What to do:
Please rename "meridian" to "longitude-line" throughout the records below, reproducing every line otherwise unchanged.

Task inputs:

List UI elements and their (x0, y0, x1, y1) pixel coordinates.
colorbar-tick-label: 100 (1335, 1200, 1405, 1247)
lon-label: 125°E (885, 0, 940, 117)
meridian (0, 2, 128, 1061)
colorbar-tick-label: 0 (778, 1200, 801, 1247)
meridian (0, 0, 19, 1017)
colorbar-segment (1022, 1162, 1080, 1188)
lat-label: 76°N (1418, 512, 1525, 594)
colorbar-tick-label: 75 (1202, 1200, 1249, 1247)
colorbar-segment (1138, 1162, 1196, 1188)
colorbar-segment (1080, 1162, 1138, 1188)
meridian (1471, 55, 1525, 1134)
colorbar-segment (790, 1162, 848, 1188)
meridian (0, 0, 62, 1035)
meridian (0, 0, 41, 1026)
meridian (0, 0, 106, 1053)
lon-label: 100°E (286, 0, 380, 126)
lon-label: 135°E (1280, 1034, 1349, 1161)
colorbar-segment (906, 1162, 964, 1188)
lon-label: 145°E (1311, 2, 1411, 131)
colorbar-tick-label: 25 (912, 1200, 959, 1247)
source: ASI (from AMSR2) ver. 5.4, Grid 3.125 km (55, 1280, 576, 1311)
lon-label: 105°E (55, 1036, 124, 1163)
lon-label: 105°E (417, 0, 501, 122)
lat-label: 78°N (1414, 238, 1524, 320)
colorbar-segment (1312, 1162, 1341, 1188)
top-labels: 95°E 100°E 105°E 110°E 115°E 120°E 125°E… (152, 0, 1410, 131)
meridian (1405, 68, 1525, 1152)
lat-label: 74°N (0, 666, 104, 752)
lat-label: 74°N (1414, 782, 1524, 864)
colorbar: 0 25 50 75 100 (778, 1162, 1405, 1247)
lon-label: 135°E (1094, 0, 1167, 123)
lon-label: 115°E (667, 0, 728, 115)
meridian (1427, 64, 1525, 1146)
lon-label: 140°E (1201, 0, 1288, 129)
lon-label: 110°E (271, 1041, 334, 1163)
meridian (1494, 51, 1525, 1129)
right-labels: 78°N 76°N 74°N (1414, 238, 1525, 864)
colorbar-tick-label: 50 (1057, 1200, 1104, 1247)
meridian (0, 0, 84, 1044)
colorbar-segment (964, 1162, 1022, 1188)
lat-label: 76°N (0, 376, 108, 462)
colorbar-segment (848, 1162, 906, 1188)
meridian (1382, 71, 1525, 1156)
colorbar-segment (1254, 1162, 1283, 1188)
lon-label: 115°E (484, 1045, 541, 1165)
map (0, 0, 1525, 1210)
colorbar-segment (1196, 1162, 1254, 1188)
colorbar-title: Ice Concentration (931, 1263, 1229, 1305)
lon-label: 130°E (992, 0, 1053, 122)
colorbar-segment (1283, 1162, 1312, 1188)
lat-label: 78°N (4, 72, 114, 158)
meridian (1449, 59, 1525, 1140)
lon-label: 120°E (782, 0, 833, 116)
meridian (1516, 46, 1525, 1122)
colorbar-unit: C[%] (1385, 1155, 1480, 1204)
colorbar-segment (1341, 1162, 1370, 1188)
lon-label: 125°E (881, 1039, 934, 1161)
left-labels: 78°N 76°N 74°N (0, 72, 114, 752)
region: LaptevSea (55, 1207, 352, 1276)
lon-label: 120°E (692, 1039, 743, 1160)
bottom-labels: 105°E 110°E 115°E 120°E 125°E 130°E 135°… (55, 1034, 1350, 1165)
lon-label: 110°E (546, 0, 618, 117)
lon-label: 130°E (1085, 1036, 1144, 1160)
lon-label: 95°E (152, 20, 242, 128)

Finished answer:
List UI elements and their (x0, y0, x1, y1) pixel coordinates.
colorbar-tick-label: 100 (1335, 1200, 1405, 1247)
lon-label: 125°E (885, 0, 940, 117)
longitude-line (0, 2, 128, 1061)
colorbar-tick-label: 0 (778, 1200, 801, 1247)
longitude-line (0, 0, 19, 1017)
colorbar-segment (1022, 1162, 1080, 1188)
lat-label: 76°N (1418, 512, 1525, 594)
colorbar-tick-label: 75 (1202, 1200, 1249, 1247)
colorbar-segment (1138, 1162, 1196, 1188)
colorbar-segment (1080, 1162, 1138, 1188)
longitude-line (1471, 55, 1525, 1134)
colorbar-segment (790, 1162, 848, 1188)
longitude-line (0, 0, 62, 1035)
longitude-line (0, 0, 41, 1026)
longitude-line (0, 0, 106, 1053)
lon-label: 100°E (286, 0, 380, 126)
lon-label: 135°E (1280, 1034, 1349, 1161)
colorbar-segment (906, 1162, 964, 1188)
lon-label: 145°E (1311, 2, 1411, 131)
colorbar-tick-label: 25 (912, 1200, 959, 1247)
source: ASI (from AMSR2) ver. 5.4, Grid 3.125 km (55, 1280, 576, 1311)
lon-label: 105°E (55, 1036, 124, 1163)
lon-label: 105°E (417, 0, 501, 122)
lat-label: 78°N (1414, 238, 1524, 320)
colorbar-segment (1312, 1162, 1341, 1188)
top-labels: 95°E 100°E 105°E 110°E 115°E 120°E 125°E… (152, 0, 1410, 131)
longitude-line (1405, 68, 1525, 1152)
lat-label: 74°N (0, 666, 104, 752)
lat-label: 74°N (1414, 782, 1524, 864)
colorbar: 0 25 50 75 100 (778, 1162, 1405, 1247)
lon-label: 135°E (1094, 0, 1167, 123)
lon-label: 115°E (667, 0, 728, 115)
longitude-line (1427, 64, 1525, 1146)
lon-label: 140°E (1201, 0, 1288, 129)
lon-label: 110°E (271, 1041, 334, 1163)
longitude-line (1494, 51, 1525, 1129)
right-labels: 78°N 76°N 74°N (1414, 238, 1525, 864)
colorbar-tick-label: 50 (1057, 1200, 1104, 1247)
longitude-line (0, 0, 84, 1044)
colorbar-segment (964, 1162, 1022, 1188)
lat-label: 76°N (0, 376, 108, 462)
colorbar-segment (848, 1162, 906, 1188)
longitude-line (1382, 71, 1525, 1156)
colorbar-segment (1254, 1162, 1283, 1188)
lon-label: 115°E (484, 1045, 541, 1165)
map (0, 0, 1525, 1210)
colorbar-segment (1196, 1162, 1254, 1188)
colorbar-title: Ice Concentration (931, 1263, 1229, 1305)
lon-label: 130°E (992, 0, 1053, 122)
colorbar-segment (1283, 1162, 1312, 1188)
lat-label: 78°N (4, 72, 114, 158)
longitude-line (1449, 59, 1525, 1140)
lon-label: 120°E (782, 0, 833, 116)
longitude-line (1516, 46, 1525, 1122)
colorbar-unit: C[%] (1385, 1155, 1480, 1204)
colorbar-segment (1341, 1162, 1370, 1188)
lon-label: 125°E (881, 1039, 934, 1161)
left-labels: 78°N 76°N 74°N (0, 72, 114, 752)
region: LaptevSea (55, 1207, 352, 1276)
lon-label: 120°E (692, 1039, 743, 1160)
bottom-labels: 105°E 110°E 115°E 120°E 125°E 130°E 135°… (55, 1034, 1350, 1165)
lon-label: 110°E (546, 0, 618, 117)
lon-label: 130°E (1085, 1036, 1144, 1160)
lon-label: 95°E (152, 20, 242, 128)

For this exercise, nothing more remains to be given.